**EXTRACTED MATERIAL:**

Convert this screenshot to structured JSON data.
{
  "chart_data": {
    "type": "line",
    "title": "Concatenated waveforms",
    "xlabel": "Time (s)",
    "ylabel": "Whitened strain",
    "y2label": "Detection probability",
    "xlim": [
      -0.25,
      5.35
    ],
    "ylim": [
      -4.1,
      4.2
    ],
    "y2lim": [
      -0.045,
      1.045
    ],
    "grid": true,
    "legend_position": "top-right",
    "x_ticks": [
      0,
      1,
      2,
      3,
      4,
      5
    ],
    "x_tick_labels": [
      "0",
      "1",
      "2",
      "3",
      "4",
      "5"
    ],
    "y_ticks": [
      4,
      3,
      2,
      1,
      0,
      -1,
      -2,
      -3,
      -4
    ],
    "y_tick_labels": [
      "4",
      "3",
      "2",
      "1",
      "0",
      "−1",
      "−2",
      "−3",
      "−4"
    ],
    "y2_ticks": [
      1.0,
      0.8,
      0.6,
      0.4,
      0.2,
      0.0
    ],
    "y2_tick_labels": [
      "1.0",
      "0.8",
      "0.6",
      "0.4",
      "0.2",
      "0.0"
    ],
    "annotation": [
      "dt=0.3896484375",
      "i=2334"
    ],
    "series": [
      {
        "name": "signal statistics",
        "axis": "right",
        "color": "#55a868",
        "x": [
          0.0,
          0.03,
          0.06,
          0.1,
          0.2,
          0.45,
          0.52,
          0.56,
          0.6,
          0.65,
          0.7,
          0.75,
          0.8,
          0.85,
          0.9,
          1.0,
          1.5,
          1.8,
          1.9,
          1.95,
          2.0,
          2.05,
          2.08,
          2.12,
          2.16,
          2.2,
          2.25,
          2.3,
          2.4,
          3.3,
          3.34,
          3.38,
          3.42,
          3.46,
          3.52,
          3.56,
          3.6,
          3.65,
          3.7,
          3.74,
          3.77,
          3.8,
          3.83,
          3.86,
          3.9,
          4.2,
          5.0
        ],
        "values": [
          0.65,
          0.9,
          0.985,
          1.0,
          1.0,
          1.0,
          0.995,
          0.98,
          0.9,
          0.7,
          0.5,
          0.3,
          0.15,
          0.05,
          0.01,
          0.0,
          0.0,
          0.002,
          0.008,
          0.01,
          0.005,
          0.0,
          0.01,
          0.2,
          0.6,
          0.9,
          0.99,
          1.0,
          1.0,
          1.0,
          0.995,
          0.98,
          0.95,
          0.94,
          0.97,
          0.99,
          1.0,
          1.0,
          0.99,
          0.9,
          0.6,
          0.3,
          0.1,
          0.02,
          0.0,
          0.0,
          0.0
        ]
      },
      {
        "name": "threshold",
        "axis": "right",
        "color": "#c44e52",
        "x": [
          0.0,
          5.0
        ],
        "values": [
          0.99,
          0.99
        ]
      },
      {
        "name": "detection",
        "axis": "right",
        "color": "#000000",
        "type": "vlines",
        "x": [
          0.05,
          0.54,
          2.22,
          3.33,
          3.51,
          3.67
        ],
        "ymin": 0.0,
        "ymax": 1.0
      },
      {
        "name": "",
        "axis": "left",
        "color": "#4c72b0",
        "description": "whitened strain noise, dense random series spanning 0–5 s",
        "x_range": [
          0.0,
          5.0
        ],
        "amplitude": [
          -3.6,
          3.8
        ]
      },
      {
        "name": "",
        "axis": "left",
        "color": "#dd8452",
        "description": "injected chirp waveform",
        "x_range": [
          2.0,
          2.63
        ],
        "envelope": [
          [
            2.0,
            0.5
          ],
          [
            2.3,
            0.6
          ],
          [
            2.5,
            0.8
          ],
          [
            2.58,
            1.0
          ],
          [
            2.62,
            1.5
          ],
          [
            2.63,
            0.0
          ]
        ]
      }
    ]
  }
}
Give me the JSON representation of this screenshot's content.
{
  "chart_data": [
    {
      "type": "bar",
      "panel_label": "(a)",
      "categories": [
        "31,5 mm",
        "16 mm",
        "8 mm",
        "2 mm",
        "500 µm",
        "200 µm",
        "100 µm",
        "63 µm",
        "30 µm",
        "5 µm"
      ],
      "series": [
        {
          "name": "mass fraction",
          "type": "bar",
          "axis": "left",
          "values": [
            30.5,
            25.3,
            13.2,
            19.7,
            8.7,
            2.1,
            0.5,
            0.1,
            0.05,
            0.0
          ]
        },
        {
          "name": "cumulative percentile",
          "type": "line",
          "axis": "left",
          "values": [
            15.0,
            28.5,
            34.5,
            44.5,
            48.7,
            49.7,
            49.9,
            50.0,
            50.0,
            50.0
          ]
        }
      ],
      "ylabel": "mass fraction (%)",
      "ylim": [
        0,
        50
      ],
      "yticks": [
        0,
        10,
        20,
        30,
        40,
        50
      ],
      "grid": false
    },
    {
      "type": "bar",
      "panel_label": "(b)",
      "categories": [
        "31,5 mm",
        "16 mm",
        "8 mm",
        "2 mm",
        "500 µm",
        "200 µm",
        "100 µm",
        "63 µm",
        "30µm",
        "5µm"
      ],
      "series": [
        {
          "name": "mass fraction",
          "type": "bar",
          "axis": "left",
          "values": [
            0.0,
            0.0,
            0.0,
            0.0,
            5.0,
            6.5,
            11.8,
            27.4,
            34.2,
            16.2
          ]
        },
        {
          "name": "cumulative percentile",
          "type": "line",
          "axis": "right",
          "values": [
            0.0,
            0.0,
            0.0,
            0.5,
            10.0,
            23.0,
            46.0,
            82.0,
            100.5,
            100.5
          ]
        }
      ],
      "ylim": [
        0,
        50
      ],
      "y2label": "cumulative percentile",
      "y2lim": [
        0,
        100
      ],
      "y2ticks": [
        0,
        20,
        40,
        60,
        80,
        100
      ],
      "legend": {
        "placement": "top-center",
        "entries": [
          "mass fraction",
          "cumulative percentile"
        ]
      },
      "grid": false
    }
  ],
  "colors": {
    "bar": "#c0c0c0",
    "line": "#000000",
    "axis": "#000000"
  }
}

**EXERCISE:**
All of the entries above need to be reproduced exactly.

**FINISHED TASK:**
Convert this screenshot to structured JSON data.
{
  "chart_data": {
    "type": "line",
    "title": "Concatenated waveforms",
    "xlabel": "Time (s)",
    "ylabel": "Whitened strain",
    "y2label": "Detection probability",
    "xlim": [
      -0.25,
      5.35
    ],
    "ylim": [
      -4.1,
      4.2
    ],
    "y2lim": [
      -0.045,
      1.045
    ],
    "grid": true,
    "legend_position": "top-right",
    "x_ticks": [
      0,
      1,
      2,
      3,
      4,
      5
    ],
    "x_tick_labels": [
      "0",
      "1",
      "2",
      "3",
      "4",
      "5"
    ],
    "y_ticks": [
      4,
      3,
      2,
      1,
      0,
      -1,
      -2,
      -3,
      -4
    ],
    "y_tick_labels": [
      "4",
      "3",
      "2",
      "1",
      "0",
      "−1",
      "−2",
      "−3",
      "−4"
    ],
    "y2_ticks": [
      1.0,
      0.8,
      0.6,
      0.4,
      0.2,
      0.0
    ],
    "y2_tick_labels": [
      "1.0",
      "0.8",
      "0.6",
      "0.4",
      "0.2",
      "0.0"
    ],
    "annotation": [
      "dt=0.3896484375",
      "i=2334"
    ],
    "series": [
      {
        "name": "signal statistics",
        "axis": "right",
        "color": "#55a868",
        "x": [
          0.0,
          0.03,
          0.06,
          0.1,
          0.2,
          0.45,
          0.52,
          0.56,
          0.6,
          0.65,
          0.7,
          0.75,
          0.8,
          0.85,
          0.9,
          1.0,
          1.5,
          1.8,
          1.9,
          1.95,
          2.0,
          2.05,
          2.08,
          2.12,
          2.16,
          2.2,
          2.25,
          2.3,
          2.4,
          3.3,
          3.34,
          3.38,
          3.42,
          3.46,
          3.52,
          3.56,
          3.6,
          3.65,
          3.7,
          3.74,
          3.77,
          3.8,
          3.83,
          3.86,
          3.9,
          4.2,
          5.0
        ],
        "values": [
          0.65,
          0.9,
          0.985,
          1.0,
          1.0,
          1.0,
          0.995,
          0.98,
          0.9,
          0.7,
          0.5,
          0.3,
          0.15,
          0.05,
          0.01,
          0.0,
          0.0,
          0.002,
          0.008,
          0.01,
          0.005,
          0.0,
          0.01,
          0.2,
          0.6,
          0.9,
          0.99,
          1.0,
          1.0,
          1.0,
          0.995,
          0.98,
          0.95,
          0.94,
          0.97,
          0.99,
          1.0,
          1.0,
          0.99,
          0.9,
          0.6,
          0.3,
          0.1,
          0.02,
          0.0,
          0.0,
          0.0
        ]
      },
      {
        "name": "threshold",
        "axis": "right",
        "color": "#c44e52",
        "x": [
          0.0,
          5.0
        ],
        "values": [
          0.99,
          0.99
        ]
      },
      {
        "name": "detection",
        "axis": "right",
        "color": "#000000",
        "type": "vlines",
        "x": [
          0.05,
          0.54,
          2.22,
          3.33,
          3.51,
          3.67
        ],
        "ymin": 0.0,
        "ymax": 1.0
      },
      {
        "name": "",
        "axis": "left",
        "color": "#4c72b0",
        "description": "whitened strain noise, dense random series spanning 0–5 s",
        "x_range": [
          0.0,
          5.0
        ],
        "amplitude": [
          -3.6,
          3.8
        ]
      },
      {
        "name": "",
        "axis": "left",
        "color": "#dd8452",
        "description": "injected chirp waveform",
        "x_range": [
          2.0,
          2.63
        ],
        "envelope": [
          [
            2.0,
            0.5
          ],
          [
            2.3,
            0.6
          ],
          [
            2.5,
            0.8
          ],
          [
            2.58,
            1.0
          ],
          [
            2.62,
            1.5
          ],
          [
            2.63,
            0.0
          ]
        ]
      }
    ]
  }
}
Give me the JSON representation of this screenshot's content.
{
  "chart_data": [
    {
      "type": "bar",
      "panel_label": "(a)",
      "categories": [
        "31,5 mm",
        "16 mm",
        "8 mm",
        "2 mm",
        "500 µm",
        "200 µm",
        "100 µm",
        "63 µm",
        "30 µm",
        "5 µm"
      ],
      "series": [
        {
          "name": "mass fraction",
          "type": "bar",
          "axis": "left",
          "values": [
            30.5,
            25.3,
            13.2,
            19.7,
            8.7,
            2.1,
            0.5,
            0.1,
            0.05,
            0.0
          ]
        },
        {
          "name": "cumulative percentile",
          "type": "line",
          "axis": "left",
          "values": [
            15.0,
            28.5,
            34.5,
            44.5,
            48.7,
            49.7,
            49.9,
            50.0,
            50.0,
            50.0
          ]
        }
      ],
      "ylabel": "mass fraction (%)",
      "ylim": [
        0,
        50
      ],
      "yticks": [
        0,
        10,
        20,
        30,
        40,
        50
      ],
      "grid": false
    },
    {
      "type": "bar",
      "panel_label": "(b)",
      "categories": [
        "31,5 mm",
        "16 mm",
        "8 mm",
        "2 mm",
        "500 µm",
        "200 µm",
        "100 µm",
        "63 µm",
        "30µm",
        "5µm"
      ],
      "series": [
        {
          "name": "mass fraction",
          "type": "bar",
          "axis": "left",
          "values": [
            0.0,
            0.0,
            0.0,
            0.0,
            5.0,
            6.5,
            11.8,
            27.4,
            34.2,
            16.2
          ]
        },
        {
          "name": "cumulative percentile",
          "type": "line",
          "axis": "right",
          "values": [
            0.0,
            0.0,
            0.0,
            0.5,
            10.0,
            23.0,
            46.0,
            82.0,
            100.5,
            100.5
          ]
        }
      ],
      "ylim": [
        0,
        50
      ],
      "y2label": "cumulative percentile",
      "y2lim": [
        0,
        100
      ],
      "y2ticks": [
        0,
        20,
        40,
        60,
        80,
        100
      ],
      "legend": {
        "placement": "top-center",
        "entries": [
          "mass fraction",
          "cumulative percentile"
        ]
      },
      "grid": false
    }
  ],
  "colors": {
    "bar": "#c0c0c0",
    "line": "#000000",
    "axis": "#000000"
  }
}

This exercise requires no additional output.